Mets à jour le passage de l'extrait sur le recrutement allant de « Ainsi, si les » jusqu'à « mentionne Patrick Lespérance. » inclus, en remplaçant « employeurs » par « recruteurs », puis recopie-le.

----- EXTRAIT

Ainsi, si les employeurs ont pendant longtemps pu se contenter « de miser sur leur logo ou des petites annonces dans les médias traditionnels » pour attirer de nouveaux candidats, les choses se sont largement complexifiées au cours des dernières années. « Ce n’est malheureusement plus le genre de choses qui fonctionne, soutient le spécialiste RH. Pour réussir à convaincre les gens de venir travailler pour eux, les employeurs doivent maintenant avoir une présence soutenue sur le web, évidemment, mais aussi faire preuve de créativité au quotidien. Ils doivent trouver ce qui les démarque de leurs concurrents ! »
« Ce qu’on constate sur le terrain c’est que les 19-34 ans demeurent, en moyenne, à peine trois ans au sein d’une même entreprise. Ils butinent ! », mentionne Patrick Lespérance.

----------
----- DONNÉES EXTRAITES

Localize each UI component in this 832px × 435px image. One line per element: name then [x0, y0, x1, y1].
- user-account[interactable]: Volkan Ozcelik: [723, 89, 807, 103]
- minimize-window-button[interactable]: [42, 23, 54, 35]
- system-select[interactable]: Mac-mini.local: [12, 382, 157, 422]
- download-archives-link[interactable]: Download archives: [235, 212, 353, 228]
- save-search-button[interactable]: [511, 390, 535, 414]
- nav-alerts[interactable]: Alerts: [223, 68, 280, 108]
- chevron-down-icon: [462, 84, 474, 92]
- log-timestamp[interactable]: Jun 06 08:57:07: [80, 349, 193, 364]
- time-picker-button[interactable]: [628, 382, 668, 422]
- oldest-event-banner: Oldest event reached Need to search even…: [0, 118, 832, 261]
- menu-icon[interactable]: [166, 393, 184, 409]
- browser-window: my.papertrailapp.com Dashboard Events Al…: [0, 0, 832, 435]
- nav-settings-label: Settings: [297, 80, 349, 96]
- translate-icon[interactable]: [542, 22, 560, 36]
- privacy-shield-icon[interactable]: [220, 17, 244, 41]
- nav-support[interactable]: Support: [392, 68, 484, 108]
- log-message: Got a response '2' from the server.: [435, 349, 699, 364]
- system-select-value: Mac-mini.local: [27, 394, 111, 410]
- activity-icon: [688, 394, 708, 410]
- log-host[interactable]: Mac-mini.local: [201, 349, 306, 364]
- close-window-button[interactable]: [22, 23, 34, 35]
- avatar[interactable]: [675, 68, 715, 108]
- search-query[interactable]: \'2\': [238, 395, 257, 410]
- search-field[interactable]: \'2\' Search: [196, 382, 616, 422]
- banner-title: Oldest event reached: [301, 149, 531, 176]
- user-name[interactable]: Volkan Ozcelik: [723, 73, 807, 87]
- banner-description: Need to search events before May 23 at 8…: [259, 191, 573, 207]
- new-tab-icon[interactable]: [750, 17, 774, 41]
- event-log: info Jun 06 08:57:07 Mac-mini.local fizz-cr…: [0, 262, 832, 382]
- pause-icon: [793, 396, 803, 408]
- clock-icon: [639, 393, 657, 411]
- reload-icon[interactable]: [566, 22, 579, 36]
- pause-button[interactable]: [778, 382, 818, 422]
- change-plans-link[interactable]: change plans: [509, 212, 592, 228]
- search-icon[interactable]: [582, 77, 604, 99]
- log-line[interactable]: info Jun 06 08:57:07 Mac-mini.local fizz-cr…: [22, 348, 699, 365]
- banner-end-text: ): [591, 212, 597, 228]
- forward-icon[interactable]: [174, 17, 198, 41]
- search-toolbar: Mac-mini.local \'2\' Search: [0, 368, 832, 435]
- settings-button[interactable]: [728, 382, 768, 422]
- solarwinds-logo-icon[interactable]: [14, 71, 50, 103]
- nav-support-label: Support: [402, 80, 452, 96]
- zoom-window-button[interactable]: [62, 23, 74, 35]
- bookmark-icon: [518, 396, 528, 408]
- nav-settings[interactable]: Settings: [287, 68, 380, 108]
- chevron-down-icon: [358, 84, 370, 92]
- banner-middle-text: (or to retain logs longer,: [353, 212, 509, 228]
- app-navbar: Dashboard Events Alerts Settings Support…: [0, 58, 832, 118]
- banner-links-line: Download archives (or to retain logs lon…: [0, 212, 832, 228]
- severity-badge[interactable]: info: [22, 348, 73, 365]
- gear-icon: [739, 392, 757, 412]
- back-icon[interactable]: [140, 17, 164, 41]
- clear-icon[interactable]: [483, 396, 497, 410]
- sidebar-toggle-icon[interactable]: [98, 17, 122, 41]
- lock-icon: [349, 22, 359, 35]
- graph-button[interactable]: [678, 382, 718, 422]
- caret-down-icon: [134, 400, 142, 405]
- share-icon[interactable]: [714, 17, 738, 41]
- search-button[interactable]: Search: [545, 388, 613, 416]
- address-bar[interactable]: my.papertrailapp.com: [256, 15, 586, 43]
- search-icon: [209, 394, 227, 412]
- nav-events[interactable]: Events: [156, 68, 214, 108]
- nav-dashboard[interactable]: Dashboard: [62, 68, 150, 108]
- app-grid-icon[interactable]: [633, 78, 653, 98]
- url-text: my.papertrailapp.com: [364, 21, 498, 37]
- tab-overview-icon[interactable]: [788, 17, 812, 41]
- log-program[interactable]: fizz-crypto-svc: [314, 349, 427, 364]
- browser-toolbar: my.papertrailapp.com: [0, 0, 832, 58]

----------

_RÉPONSE_
Ainsi, si les recruteurs ont pendant longtemps pu se contenter « de miser sur leur logo ou des petites annonces dans les médias traditionnels » pour attirer de nouveaux candidats, les choses se sont largement complexifiées au cours des dernières années. « Ce n’est malheureusement plus le genre de choses qui fonctionne, soutient le spécialiste RH. Pour réussir à convaincre les gens de venir travailler pour eux, les recruteurs doivent maintenant avoir une présence soutenue sur le web, évidemment, mais aussi faire preuve de créativité au quotidien. Ils doivent trouver ce qui les démarque de leurs concurrents ! »
« Ce qu’on constate sur le terrain c’est que les 19-34 ans demeurent, en moyenne, à peine trois ans au sein d’une même entreprise. Ils butinent ! », mentionne Patrick Lespérance.